# Work instructions
Restate the entries word for word, omitting nothing.

╭─ Data lines

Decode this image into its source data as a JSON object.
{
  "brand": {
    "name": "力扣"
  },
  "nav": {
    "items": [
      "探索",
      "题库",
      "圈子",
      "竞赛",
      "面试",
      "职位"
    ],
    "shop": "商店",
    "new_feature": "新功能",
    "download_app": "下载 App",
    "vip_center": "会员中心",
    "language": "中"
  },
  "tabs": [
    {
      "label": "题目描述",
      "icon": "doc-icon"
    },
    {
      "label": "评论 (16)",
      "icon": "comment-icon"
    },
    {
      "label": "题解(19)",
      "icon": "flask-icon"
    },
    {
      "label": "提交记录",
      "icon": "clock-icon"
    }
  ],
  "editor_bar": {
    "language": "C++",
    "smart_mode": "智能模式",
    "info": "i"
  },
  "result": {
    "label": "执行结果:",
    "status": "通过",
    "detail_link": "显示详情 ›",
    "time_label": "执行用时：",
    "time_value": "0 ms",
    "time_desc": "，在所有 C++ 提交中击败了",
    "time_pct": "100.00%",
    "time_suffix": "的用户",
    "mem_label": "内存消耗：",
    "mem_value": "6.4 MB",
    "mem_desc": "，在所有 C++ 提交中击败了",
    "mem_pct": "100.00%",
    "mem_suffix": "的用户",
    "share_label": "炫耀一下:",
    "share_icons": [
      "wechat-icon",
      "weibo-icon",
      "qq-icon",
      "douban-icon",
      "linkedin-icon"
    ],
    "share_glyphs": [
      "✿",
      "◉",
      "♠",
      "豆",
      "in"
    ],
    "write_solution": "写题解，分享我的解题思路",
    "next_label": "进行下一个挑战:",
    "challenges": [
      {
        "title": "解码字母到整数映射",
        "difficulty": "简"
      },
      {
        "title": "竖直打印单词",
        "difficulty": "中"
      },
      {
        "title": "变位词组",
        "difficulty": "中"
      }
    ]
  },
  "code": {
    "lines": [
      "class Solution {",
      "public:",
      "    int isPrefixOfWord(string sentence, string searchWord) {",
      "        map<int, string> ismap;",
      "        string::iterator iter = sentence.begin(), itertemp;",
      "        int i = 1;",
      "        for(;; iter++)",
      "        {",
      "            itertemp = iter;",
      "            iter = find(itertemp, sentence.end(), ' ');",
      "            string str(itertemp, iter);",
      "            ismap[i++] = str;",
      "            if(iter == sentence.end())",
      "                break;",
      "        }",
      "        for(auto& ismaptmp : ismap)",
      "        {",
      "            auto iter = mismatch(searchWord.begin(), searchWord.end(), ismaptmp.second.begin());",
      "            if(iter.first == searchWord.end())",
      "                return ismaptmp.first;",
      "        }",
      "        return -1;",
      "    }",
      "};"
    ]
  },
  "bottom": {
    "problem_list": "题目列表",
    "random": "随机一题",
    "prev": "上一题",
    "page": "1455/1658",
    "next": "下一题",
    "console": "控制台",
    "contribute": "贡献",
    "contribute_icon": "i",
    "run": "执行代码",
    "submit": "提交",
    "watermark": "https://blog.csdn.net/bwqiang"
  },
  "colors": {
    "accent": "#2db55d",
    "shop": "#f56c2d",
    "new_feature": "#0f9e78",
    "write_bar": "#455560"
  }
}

╰─

# Written solution
Decode this image into its source data as a JSON object.
{
  "brand": {
    "name": "力扣"
  },
  "nav": {
    "items": [
      "探索",
      "题库",
      "圈子",
      "竞赛",
      "面试",
      "职位"
    ],
    "shop": "商店",
    "new_feature": "新功能",
    "download_app": "下载 App",
    "vip_center": "会员中心",
    "language": "中"
  },
  "tabs": [
    {
      "label": "题目描述",
      "icon": "doc-icon"
    },
    {
      "label": "评论 (16)",
      "icon": "comment-icon"
    },
    {
      "label": "题解(19)",
      "icon": "flask-icon"
    },
    {
      "label": "提交记录",
      "icon": "clock-icon"
    }
  ],
  "editor_bar": {
    "language": "C++",
    "smart_mode": "智能模式",
    "info": "i"
  },
  "result": {
    "label": "执行结果:",
    "status": "通过",
    "detail_link": "显示详情 ›",
    "time_label": "执行用时：",
    "time_value": "0 ms",
    "time_desc": "，在所有 C++ 提交中击败了",
    "time_pct": "100.00%",
    "time_suffix": "的用户",
    "mem_label": "内存消耗：",
    "mem_value": "6.4 MB",
    "mem_desc": "，在所有 C++ 提交中击败了",
    "mem_pct": "100.00%",
    "mem_suffix": "的用户",
    "share_label": "炫耀一下:",
    "share_icons": [
      "wechat-icon",
      "weibo-icon",
      "qq-icon",
      "douban-icon",
      "linkedin-icon"
    ],
    "share_glyphs": [
      "✿",
      "◉",
      "♠",
      "豆",
      "in"
    ],
    "write_solution": "写题解，分享我的解题思路",
    "next_label": "进行下一个挑战:",
    "challenges": [
      {
        "title": "解码字母到整数映射",
        "difficulty": "简"
      },
      {
        "title": "竖直打印单词",
        "difficulty": "中"
      },
      {
        "title": "变位词组",
        "difficulty": "中"
      }
    ]
  },
  "code": {
    "lines": [
      "class Solution {",
      "public:",
      "    int isPrefixOfWord(string sentence, string searchWord) {",
      "        map<int, string> ismap;",
      "        string::iterator iter = sentence.begin(), itertemp;",
      "        int i = 1;",
      "        for(;; iter++)",
      "        {",
      "            itertemp = iter;",
      "            iter = find(itertemp, sentence.end(), ' ');",
      "            string str(itertemp, iter);",
      "            ismap[i++] = str;",
      "            if(iter == sentence.end())",
      "                break;",
      "        }",
      "        for(auto& ismaptmp : ismap)",
      "        {",
      "            auto iter = mismatch(searchWord.begin(), searchWord.end(), ismaptmp.second.begin());",
      "            if(iter.first == searchWord.end())",
      "                return ismaptmp.first;",
      "        }",
      "        return -1;",
      "    }",
      "};"
    ]
  },
  "bottom": {
    "problem_list": "题目列表",
    "random": "随机一题",
    "prev": "上一题",
    "page": "1455/1658",
    "next": "下一题",
    "console": "控制台",
    "contribute": "贡献",
    "contribute_icon": "i",
    "run": "执行代码",
    "submit": "提交",
    "watermark": "https://blog.csdn.net/bwqiang"
  },
  "colors": {
    "accent": "#2db55d",
    "shop": "#f56c2d",
    "new_feature": "#0f9e78",
    "write_bar": "#455560"
  }
}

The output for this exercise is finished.